__TASK ITEM 1__
Answer these questions from the homeschooling text:
(a) How old is the son who was taken out of school now?
(b) What position does he hold at the bakery?
(c) How old are the children of the commenter who signs as RegSis?
__TASK ITEM 2__
Return the passage of the homeschooling text starting with "I saw the article" and going on through "right so far.".

When I took my son out of school, I worried about that, too.
My husband also worried about it. When I first broached the subject of homeschooling, he said, “NO! He’ll be socially retarded!”
By the end of the school year, we had decided it would be better for him to lack social skills for the rest of his life than to continue to allow them to harm him.
He’s 20 years old now. He has a girlfriend (they have been together six years), he has a job dealing with the public (is assistant manager of the bakery) and is attending college. As I write this, it’s 6:49 in the morning and he’s at the gym, working out with a friend. He’s developed better social skills than many ‘real’ adults. And he knows exactly who he is, too. None of the experimentation with alcohol and other drugs, and doesn’t give a fig what anyone else thinks.
Works for me.
I saw that story about birth control for 11 year olds and thought to myself, NEVER. My children are 4 months and 2 yrs old and I will protect them as much as possible from the national disaster commonly called public school.
-RegSis
I so worry about this. Thanks for this post. This is my skeleton in the closet. What if I’m not hsing for the reasons I think, my logical reasons, but because of some sick, inability to let DS go? Can I link to this?
RegularSis, you make me LOL.
Holly, sure. You can link any time.
Well, we’re off to our homeschool club’s weekly “Play At The Really Cool Indoor Gym All Afternoon” event for more radical unsocializing.
Girl, I think we all have our own insecurities, things not falling in place and on and on, but I think in the end we really know we are doing what is best for our kids. All 3 of mine did go to public school and this is our 3rd year at home. It has took till this year to get most of the school out of them. Actually they are doing so much better at home. We have a few trips we go own and they friends. That’s why I’m so up set that my MIL has put in my middle child to go back to school to play foot ball. “sigh” I will deal with that one later. Keep your chin up. From the little bit I do know about you, I think you are a great mom!
I know from experience the kind of “socialization” that can happen in schools. The further I can keep my kids from that the better!
It sounds like you are doing great and as you check and balance yourself, you come to the same conclusion. 2 out of 2 can’t be wrong.
Saw your blog come in on my tag surfer and just wanted to say what a great post!
I saw the article about 11 year olds able to get birth control in Maine. It’s absolutely ridiculous!
Socialization in the public school system is not the socialization I want my kids to have.
Thanks everyone.
I don’t see you having any problems educating your own children. You are doing everything right so far.
I love that last comment,”Or maybe it’s just because when Mom stops worrying, everybody stops worrying”

Excerpts from a dataset:

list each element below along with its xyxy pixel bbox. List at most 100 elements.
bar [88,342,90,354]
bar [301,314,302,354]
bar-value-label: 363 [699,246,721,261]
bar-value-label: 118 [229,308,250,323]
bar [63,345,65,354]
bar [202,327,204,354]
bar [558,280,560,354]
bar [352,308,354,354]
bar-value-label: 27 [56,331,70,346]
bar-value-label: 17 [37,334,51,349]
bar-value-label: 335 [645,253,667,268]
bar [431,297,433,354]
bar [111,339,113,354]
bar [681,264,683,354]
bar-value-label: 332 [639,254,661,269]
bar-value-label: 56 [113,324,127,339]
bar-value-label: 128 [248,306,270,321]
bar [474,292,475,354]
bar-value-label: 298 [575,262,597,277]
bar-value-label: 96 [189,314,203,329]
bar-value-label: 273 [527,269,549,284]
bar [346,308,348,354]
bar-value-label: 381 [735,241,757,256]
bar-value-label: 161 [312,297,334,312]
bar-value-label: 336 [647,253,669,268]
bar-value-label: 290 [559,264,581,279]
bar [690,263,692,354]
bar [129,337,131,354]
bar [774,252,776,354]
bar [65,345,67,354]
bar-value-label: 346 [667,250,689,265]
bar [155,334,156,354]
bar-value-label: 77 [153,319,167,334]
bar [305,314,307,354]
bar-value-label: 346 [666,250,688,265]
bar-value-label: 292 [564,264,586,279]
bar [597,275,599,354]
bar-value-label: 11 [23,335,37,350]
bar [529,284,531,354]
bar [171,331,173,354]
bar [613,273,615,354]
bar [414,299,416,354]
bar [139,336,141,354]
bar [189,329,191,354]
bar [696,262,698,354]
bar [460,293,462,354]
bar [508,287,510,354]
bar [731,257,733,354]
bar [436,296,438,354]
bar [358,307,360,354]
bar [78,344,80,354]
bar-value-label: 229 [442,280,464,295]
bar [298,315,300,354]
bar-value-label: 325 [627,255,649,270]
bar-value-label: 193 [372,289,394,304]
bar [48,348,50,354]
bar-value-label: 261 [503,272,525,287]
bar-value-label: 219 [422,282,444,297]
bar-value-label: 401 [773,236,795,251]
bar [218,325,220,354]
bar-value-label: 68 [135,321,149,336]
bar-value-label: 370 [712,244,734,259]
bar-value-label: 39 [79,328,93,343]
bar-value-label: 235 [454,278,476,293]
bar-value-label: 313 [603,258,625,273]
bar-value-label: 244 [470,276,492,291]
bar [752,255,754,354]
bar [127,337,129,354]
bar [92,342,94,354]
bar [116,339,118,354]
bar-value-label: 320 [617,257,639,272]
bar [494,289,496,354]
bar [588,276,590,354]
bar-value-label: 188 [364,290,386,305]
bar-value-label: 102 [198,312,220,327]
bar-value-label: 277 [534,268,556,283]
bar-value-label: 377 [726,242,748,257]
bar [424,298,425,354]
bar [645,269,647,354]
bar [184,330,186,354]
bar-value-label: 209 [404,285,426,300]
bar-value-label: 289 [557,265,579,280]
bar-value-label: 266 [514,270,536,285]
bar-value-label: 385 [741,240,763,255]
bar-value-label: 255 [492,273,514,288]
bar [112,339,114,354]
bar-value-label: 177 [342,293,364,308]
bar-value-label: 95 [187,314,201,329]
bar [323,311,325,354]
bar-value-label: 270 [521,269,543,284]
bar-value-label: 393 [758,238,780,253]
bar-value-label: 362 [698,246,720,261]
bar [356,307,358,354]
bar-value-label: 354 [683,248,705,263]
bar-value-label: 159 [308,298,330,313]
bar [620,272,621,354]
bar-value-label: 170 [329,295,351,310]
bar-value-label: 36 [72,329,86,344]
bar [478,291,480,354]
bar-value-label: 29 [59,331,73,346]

__TASK RESULT 1__
(a) 20 years old
(b) Assistant manager
(c) 4 months and 2 years old

__TASK RESULT 2__
I saw the article about 11 year olds able to get birth control in Maine. It’s absolutely ridiculous!
Socialization in the public school system is not the socialization I want my kids to have.
Thanks everyone.
I don’t see you having any problems educating your own children. You are doing everything right so far.